Items listed in a dataset:
/---

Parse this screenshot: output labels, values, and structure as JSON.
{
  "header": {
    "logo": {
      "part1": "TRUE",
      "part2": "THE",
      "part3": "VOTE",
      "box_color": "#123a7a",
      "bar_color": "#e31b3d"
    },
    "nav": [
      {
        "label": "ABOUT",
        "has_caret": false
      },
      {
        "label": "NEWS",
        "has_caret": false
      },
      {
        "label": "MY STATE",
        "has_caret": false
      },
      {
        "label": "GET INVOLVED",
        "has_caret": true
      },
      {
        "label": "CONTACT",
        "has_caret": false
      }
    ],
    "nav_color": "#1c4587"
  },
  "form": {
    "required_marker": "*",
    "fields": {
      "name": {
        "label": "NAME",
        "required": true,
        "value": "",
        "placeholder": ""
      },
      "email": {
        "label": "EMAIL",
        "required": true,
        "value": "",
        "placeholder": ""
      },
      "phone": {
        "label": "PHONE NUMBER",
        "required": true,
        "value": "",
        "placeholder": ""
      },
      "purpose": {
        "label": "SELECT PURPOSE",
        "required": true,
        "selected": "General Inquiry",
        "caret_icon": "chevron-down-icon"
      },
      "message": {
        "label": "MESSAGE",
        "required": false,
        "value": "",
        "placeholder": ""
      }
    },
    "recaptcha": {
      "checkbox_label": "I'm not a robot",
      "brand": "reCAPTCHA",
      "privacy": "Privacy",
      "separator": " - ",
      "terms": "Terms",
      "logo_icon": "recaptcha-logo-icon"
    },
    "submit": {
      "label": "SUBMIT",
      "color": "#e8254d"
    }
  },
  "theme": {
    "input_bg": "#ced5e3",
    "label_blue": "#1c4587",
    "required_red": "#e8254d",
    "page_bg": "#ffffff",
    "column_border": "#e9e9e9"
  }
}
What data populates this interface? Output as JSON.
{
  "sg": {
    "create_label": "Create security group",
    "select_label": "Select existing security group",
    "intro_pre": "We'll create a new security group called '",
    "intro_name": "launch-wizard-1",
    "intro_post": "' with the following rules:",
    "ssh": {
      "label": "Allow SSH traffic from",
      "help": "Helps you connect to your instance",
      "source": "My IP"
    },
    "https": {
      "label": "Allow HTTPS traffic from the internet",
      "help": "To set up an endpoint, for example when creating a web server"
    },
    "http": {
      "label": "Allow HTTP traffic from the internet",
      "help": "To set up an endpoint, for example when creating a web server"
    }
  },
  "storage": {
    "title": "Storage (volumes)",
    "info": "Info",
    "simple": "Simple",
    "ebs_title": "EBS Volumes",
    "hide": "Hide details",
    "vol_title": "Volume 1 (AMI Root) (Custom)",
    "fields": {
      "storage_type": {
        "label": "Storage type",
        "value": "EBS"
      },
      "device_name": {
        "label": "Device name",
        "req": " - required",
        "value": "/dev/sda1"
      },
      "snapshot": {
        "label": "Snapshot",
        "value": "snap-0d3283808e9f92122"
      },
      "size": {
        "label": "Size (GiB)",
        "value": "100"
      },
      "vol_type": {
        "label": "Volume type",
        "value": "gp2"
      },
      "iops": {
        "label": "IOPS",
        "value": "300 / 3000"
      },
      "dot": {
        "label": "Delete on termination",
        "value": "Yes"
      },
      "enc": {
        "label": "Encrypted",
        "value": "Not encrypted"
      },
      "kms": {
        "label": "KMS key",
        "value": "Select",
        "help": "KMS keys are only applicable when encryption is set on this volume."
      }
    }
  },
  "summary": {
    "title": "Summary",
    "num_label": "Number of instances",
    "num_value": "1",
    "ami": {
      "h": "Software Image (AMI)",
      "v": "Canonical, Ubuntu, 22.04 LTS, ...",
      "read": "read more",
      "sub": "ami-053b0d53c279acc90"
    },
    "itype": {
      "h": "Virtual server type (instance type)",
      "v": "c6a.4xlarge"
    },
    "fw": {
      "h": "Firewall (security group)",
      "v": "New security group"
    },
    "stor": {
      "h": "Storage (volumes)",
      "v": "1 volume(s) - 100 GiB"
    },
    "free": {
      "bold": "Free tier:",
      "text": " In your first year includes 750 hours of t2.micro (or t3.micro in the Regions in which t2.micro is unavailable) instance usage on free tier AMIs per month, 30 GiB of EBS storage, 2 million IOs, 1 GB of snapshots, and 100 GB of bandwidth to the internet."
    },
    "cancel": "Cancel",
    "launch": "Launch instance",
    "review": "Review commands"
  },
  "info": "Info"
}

\---

• **WHAT YOU WILL DO**: Would you reproduce all the entries exactly?

• **RESULT FOR THIS TASK**:
Parse this screenshot: output labels, values, and structure as JSON.
{
  "header": {
    "logo": {
      "part1": "TRUE",
      "part2": "THE",
      "part3": "VOTE",
      "box_color": "#123a7a",
      "bar_color": "#e31b3d"
    },
    "nav": [
      {
        "label": "ABOUT",
        "has_caret": false
      },
      {
        "label": "NEWS",
        "has_caret": false
      },
      {
        "label": "MY STATE",
        "has_caret": false
      },
      {
        "label": "GET INVOLVED",
        "has_caret": true
      },
      {
        "label": "CONTACT",
        "has_caret": false
      }
    ],
    "nav_color": "#1c4587"
  },
  "form": {
    "required_marker": "*",
    "fields": {
      "name": {
        "label": "NAME",
        "required": true,
        "value": "",
        "placeholder": ""
      },
      "email": {
        "label": "EMAIL",
        "required": true,
        "value": "",
        "placeholder": ""
      },
      "phone": {
        "label": "PHONE NUMBER",
        "required": true,
        "value": "",
        "placeholder": ""
      },
      "purpose": {
        "label": "SELECT PURPOSE",
        "required": true,
        "selected": "General Inquiry",
        "caret_icon": "chevron-down-icon"
      },
      "message": {
        "label": "MESSAGE",
        "required": false,
        "value": "",
        "placeholder": ""
      }
    },
    "recaptcha": {
      "checkbox_label": "I'm not a robot",
      "brand": "reCAPTCHA",
      "privacy": "Privacy",
      "separator": " - ",
      "terms": "Terms",
      "logo_icon": "recaptcha-logo-icon"
    },
    "submit": {
      "label": "SUBMIT",
      "color": "#e8254d"
    }
  },
  "theme": {
    "input_bg": "#ced5e3",
    "label_blue": "#1c4587",
    "required_red": "#e8254d",
    "page_bg": "#ffffff",
    "column_border": "#e9e9e9"
  }
}
What data populates this interface? Output as JSON.
{
  "sg": {
    "create_label": "Create security group",
    "select_label": "Select existing security group",
    "intro_pre": "We'll create a new security group called '",
    "intro_name": "launch-wizard-1",
    "intro_post": "' with the following rules:",
    "ssh": {
      "label": "Allow SSH traffic from",
      "help": "Helps you connect to your instance",
      "source": "My IP"
    },
    "https": {
      "label": "Allow HTTPS traffic from the internet",
      "help": "To set up an endpoint, for example when creating a web server"
    },
    "http": {
      "label": "Allow HTTP traffic from the internet",
      "help": "To set up an endpoint, for example when creating a web server"
    }
  },
  "storage": {
    "title": "Storage (volumes)",
    "info": "Info",
    "simple": "Simple",
    "ebs_title": "EBS Volumes",
    "hide": "Hide details",
    "vol_title": "Volume 1 (AMI Root) (Custom)",
    "fields": {
      "storage_type": {
        "label": "Storage type",
        "value": "EBS"
      },
      "device_name": {
        "label": "Device name",
        "req": " - required",
        "value": "/dev/sda1"
      },
      "snapshot": {
        "label": "Snapshot",
        "value": "snap-0d3283808e9f92122"
      },
      "size": {
        "label": "Size (GiB)",
        "value": "100"
      },
      "vol_type": {
        "label": "Volume type",
        "value": "gp2"
      },
      "iops": {
        "label": "IOPS",
        "value": "300 / 3000"
      },
      "dot": {
        "label": "Delete on termination",
        "value": "Yes"
      },
      "enc": {
        "label": "Encrypted",
        "value": "Not encrypted"
      },
      "kms": {
        "label": "KMS key",
        "value": "Select",
        "help": "KMS keys are only applicable when encryption is set on this volume."
      }
    }
  },
  "summary": {
    "title": "Summary",
    "num_label": "Number of instances",
    "num_value": "1",
    "ami": {
      "h": "Software Image (AMI)",
      "v": "Canonical, Ubuntu, 22.04 LTS, ...",
      "read": "read more",
      "sub": "ami-053b0d53c279acc90"
    },
    "itype": {
      "h": "Virtual server type (instance type)",
      "v": "c6a.4xlarge"
    },
    "fw": {
      "h": "Firewall (security group)",
      "v": "New security group"
    },
    "stor": {
      "h": "Storage (volumes)",
      "v": "1 volume(s) - 100 GiB"
    },
    "free": {
      "bold": "Free tier:",
      "text": " In your first year includes 750 hours of t2.micro (or t3.micro in the Regions in which t2.micro is unavailable) instance usage on free tier AMIs per month, 30 GiB of EBS storage, 2 million IOs, 1 GB of snapshots, and 100 GB of bandwidth to the internet."
    },
    "cancel": "Cancel",
    "launch": "Launch instance",
    "review": "Review commands"
  },
  "info": "Info"
}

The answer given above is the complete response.